start Dataset
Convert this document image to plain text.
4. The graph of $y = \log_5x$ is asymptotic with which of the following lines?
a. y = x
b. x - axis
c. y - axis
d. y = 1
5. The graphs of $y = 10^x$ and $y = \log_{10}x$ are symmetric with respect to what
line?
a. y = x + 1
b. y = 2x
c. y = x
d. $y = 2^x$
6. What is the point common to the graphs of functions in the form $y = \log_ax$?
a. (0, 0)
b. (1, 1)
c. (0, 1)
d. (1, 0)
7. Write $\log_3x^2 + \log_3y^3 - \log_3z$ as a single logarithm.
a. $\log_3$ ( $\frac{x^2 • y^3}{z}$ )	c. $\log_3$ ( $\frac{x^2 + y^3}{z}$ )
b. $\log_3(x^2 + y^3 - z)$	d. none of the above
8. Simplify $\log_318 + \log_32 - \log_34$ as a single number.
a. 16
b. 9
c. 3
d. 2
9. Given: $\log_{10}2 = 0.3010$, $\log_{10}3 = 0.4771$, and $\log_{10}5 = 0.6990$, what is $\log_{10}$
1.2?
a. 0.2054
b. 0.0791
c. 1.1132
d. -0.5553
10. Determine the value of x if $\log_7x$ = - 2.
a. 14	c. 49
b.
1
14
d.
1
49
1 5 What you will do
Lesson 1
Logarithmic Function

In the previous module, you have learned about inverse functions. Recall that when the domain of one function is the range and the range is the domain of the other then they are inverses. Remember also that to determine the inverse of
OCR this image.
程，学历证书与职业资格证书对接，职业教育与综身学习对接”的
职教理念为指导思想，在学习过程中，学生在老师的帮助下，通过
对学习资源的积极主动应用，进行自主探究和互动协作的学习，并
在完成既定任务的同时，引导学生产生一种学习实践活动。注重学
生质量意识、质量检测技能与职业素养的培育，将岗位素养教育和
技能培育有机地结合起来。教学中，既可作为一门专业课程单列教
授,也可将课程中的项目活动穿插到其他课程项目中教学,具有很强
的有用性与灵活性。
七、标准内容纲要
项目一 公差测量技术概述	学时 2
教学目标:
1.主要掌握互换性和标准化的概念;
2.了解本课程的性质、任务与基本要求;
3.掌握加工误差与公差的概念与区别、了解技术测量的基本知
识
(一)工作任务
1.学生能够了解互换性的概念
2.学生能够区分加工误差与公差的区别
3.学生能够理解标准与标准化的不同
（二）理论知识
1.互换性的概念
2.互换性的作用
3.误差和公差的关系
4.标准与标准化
end Dataset
What the exercise asks :: Write out the records shown above, exactly as they appear.

Expected answer ::
Convert this document image to plain text.
4. The graph of $y = \log_5x$ is asymptotic with which of the following lines?
a. y = x
b. x - axis
c. y - axis
d. y = 1
5. The graphs of $y = 10^x$ and $y = \log_{10}x$ are symmetric with respect to what
line?
a. y = x + 1
b. y = 2x
c. y = x
d. $y = 2^x$
6. What is the point common to the graphs of functions in the form $y = \log_ax$?
a. (0, 0)
b. (1, 1)
c. (0, 1)
d. (1, 0)
7. Write $\log_3x^2 + \log_3y^3 - \log_3z$ as a single logarithm.
a. $\log_3$ ( $\frac{x^2 • y^3}{z}$ )	c. $\log_3$ ( $\frac{x^2 + y^3}{z}$ )
b. $\log_3(x^2 + y^3 - z)$	d. none of the above
8. Simplify $\log_318 + \log_32 - \log_34$ as a single number.
a. 16
b. 9
c. 3
d. 2
9. Given: $\log_{10}2 = 0.3010$, $\log_{10}3 = 0.4771$, and $\log_{10}5 = 0.6990$, what is $\log_{10}$
1.2?
a. 0.2054
b. 0.0791
c. 1.1132
d. -0.5553
10. Determine the value of x if $\log_7x$ = - 2.
a. 14	c. 49
b.
1
14
d.
1
49
1 5 What you will do
Lesson 1
Logarithmic Function

In the previous module, you have learned about inverse functions. Recall that when the domain of one function is the range and the range is the domain of the other then they are inverses. Remember also that to determine the inverse of
OCR this image.
程，学历证书与职业资格证书对接，职业教育与综身学习对接”的
职教理念为指导思想，在学习过程中，学生在老师的帮助下，通过
对学习资源的积极主动应用，进行自主探究和互动协作的学习，并
在完成既定任务的同时，引导学生产生一种学习实践活动。注重学
生质量意识、质量检测技能与职业素养的培育，将岗位素养教育和
技能培育有机地结合起来。教学中，既可作为一门专业课程单列教
授,也可将课程中的项目活动穿插到其他课程项目中教学,具有很强
的有用性与灵活性。
七、标准内容纲要
项目一 公差测量技术概述	学时 2
教学目标:
1.主要掌握互换性和标准化的概念;
2.了解本课程的性质、任务与基本要求;
3.掌握加工误差与公差的概念与区别、了解技术测量的基本知
识
(一)工作任务
1.学生能够了解互换性的概念
2.学生能够区分加工误差与公差的区别
3.学生能够理解标准与标准化的不同
（二）理论知识
1.互换性的概念
2.互换性的作用
3.误差和公差的关系
4.标准与标准化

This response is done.